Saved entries
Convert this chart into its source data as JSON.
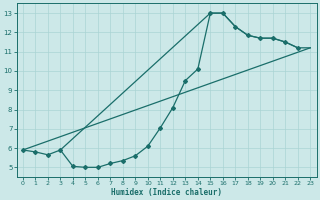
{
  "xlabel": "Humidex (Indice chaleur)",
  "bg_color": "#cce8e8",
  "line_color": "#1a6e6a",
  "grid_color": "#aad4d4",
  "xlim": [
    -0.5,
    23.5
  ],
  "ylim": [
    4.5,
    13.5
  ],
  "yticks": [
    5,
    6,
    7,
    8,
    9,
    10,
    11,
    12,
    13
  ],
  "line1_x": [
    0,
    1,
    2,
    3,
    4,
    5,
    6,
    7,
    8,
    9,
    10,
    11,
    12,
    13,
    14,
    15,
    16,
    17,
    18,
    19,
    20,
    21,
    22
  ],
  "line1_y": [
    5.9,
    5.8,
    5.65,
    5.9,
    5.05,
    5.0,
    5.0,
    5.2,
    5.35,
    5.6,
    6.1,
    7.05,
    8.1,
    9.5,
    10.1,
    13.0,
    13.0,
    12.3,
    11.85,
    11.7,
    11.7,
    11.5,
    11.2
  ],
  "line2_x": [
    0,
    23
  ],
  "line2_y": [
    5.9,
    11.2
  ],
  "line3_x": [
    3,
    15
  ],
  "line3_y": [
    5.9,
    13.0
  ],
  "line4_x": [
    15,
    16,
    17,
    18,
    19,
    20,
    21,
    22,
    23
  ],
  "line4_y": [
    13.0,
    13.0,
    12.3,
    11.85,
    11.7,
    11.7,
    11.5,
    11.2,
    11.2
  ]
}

--

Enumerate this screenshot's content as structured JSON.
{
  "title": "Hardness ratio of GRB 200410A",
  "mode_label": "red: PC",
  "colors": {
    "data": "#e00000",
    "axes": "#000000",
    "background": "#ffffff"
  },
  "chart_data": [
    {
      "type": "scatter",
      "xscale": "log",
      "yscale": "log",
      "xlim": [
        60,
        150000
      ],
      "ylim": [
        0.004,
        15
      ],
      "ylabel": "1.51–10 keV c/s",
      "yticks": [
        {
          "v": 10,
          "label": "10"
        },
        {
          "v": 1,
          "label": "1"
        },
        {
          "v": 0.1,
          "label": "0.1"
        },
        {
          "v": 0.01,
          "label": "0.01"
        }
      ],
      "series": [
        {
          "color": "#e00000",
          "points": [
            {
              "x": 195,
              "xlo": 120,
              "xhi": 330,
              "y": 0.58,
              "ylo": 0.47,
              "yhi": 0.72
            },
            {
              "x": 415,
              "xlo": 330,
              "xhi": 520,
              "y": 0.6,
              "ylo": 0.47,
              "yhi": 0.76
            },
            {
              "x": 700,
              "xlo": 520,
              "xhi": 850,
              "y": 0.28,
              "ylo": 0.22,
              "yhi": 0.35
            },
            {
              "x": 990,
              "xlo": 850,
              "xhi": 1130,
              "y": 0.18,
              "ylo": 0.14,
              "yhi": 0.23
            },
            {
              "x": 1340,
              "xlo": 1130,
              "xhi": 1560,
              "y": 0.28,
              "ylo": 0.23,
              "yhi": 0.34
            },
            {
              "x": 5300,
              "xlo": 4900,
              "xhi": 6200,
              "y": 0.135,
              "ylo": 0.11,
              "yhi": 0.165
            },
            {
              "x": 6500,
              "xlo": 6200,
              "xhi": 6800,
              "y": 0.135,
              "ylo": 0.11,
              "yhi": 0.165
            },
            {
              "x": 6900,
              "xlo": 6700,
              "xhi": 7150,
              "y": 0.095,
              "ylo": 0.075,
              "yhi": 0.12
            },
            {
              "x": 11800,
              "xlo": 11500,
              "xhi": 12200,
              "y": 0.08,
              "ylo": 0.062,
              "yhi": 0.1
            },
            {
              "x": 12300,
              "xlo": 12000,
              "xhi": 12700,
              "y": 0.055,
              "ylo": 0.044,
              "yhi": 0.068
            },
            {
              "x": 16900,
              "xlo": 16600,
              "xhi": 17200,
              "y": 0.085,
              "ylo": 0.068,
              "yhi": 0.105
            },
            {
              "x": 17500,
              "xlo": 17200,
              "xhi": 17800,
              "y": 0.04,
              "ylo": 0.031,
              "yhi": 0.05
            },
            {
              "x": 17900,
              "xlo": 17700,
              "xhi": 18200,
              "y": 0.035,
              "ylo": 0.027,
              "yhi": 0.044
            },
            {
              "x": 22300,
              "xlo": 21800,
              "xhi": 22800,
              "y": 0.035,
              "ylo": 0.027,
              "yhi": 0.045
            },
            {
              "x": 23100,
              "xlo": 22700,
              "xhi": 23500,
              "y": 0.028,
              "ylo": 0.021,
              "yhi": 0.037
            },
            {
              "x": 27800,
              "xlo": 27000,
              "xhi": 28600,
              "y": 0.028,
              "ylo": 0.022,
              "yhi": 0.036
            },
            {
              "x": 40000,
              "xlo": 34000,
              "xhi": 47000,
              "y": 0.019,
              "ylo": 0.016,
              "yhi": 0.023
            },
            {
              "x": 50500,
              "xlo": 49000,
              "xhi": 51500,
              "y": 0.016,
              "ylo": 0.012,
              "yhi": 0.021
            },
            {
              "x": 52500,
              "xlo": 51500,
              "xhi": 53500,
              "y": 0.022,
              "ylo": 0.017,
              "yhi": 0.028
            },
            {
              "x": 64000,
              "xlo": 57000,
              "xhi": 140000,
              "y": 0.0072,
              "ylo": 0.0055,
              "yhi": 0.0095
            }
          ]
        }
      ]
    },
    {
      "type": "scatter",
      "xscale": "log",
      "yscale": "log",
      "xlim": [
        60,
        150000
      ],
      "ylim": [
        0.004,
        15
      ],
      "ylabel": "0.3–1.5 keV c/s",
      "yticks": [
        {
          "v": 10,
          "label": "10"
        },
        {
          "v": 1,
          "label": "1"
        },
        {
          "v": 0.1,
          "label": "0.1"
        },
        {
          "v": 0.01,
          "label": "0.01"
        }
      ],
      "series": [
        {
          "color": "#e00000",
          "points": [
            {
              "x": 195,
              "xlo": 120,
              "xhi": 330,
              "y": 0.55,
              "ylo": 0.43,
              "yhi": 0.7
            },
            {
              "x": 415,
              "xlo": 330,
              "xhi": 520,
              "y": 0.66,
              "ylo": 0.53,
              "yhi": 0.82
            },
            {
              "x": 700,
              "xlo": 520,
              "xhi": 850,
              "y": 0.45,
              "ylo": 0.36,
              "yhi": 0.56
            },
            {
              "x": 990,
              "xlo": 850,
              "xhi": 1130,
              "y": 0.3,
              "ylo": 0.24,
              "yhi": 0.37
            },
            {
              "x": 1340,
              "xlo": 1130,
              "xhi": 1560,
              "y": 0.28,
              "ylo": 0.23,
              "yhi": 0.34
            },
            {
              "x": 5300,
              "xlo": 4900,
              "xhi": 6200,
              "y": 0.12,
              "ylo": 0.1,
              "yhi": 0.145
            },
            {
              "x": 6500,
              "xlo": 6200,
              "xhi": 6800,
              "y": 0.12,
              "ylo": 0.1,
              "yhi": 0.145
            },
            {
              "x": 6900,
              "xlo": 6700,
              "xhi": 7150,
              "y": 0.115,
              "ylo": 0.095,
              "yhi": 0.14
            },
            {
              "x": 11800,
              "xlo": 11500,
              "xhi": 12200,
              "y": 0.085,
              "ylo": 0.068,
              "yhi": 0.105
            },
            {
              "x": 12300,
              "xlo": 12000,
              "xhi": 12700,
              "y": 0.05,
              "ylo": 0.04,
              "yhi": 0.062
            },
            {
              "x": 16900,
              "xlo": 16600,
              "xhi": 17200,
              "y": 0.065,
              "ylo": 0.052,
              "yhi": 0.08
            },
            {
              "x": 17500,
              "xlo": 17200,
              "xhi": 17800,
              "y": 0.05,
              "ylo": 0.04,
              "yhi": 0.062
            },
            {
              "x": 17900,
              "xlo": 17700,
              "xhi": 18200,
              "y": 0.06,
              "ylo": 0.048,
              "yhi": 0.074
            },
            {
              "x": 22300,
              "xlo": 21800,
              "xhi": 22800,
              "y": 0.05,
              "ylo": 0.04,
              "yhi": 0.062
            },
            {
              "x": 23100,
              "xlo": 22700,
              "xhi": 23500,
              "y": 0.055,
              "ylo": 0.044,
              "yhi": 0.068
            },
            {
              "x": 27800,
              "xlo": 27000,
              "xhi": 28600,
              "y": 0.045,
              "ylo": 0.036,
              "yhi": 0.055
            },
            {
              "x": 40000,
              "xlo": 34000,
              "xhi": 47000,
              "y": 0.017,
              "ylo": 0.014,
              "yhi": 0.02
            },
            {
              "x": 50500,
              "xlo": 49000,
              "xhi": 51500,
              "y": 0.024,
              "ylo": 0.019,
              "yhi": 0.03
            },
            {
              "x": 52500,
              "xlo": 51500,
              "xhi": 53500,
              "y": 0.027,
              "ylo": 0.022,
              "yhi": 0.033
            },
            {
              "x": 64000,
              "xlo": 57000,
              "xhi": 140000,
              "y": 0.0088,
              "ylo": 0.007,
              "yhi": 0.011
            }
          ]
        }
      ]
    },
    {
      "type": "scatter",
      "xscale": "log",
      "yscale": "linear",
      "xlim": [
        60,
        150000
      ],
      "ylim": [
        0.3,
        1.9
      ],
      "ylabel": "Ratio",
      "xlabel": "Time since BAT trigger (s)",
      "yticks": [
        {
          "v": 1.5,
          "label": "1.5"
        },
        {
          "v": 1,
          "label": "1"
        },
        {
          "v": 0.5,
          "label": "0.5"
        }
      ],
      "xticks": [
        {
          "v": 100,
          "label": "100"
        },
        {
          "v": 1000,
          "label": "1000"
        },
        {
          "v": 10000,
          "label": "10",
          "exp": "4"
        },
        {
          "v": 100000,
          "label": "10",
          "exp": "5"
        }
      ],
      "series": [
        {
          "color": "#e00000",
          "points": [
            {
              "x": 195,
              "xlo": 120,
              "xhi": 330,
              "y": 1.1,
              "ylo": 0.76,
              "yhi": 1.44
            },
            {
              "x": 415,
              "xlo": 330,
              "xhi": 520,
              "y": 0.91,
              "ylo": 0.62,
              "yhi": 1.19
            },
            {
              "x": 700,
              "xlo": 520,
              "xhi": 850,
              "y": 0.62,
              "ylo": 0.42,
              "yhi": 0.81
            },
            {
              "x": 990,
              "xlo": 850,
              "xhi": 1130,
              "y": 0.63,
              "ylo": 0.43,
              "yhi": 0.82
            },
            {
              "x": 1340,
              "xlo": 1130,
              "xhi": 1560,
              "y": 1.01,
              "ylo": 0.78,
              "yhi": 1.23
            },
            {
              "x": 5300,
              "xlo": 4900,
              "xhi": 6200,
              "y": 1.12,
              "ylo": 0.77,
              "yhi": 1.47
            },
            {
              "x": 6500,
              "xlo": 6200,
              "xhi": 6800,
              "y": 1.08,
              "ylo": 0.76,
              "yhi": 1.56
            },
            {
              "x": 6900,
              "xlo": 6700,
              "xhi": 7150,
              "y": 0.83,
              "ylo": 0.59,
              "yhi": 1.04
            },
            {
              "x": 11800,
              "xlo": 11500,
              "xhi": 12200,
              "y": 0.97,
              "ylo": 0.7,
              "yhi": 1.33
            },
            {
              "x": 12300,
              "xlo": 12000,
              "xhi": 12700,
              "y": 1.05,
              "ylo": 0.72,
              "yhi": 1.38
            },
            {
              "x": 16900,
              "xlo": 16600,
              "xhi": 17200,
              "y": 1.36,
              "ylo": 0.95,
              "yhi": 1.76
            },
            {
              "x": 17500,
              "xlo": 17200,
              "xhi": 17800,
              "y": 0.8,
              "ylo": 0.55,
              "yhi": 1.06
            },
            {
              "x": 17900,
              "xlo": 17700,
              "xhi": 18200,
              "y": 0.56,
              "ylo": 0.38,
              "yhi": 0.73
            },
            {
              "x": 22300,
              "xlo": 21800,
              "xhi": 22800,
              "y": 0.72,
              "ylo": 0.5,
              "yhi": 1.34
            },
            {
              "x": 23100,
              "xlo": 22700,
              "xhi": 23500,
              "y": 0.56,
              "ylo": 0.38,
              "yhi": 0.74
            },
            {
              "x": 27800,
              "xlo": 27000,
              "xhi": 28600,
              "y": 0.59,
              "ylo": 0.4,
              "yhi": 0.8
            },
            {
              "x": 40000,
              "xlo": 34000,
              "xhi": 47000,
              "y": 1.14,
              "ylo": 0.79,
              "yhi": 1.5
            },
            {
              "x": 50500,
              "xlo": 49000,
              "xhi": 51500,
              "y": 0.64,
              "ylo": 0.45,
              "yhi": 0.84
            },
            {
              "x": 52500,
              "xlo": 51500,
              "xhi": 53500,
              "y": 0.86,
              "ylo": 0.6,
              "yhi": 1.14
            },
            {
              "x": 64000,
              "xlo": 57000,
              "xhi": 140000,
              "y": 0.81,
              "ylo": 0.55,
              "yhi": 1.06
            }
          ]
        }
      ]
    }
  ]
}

*PROBLEM TO WORK ON*: Where a line of the material above holds the string "xlabel", copy that line.

*RESULT OF THE TASK*:
  "xlabel": "Humidex (Indice chaleur)",
      "xlabel": "Time since BAT trigger (s)",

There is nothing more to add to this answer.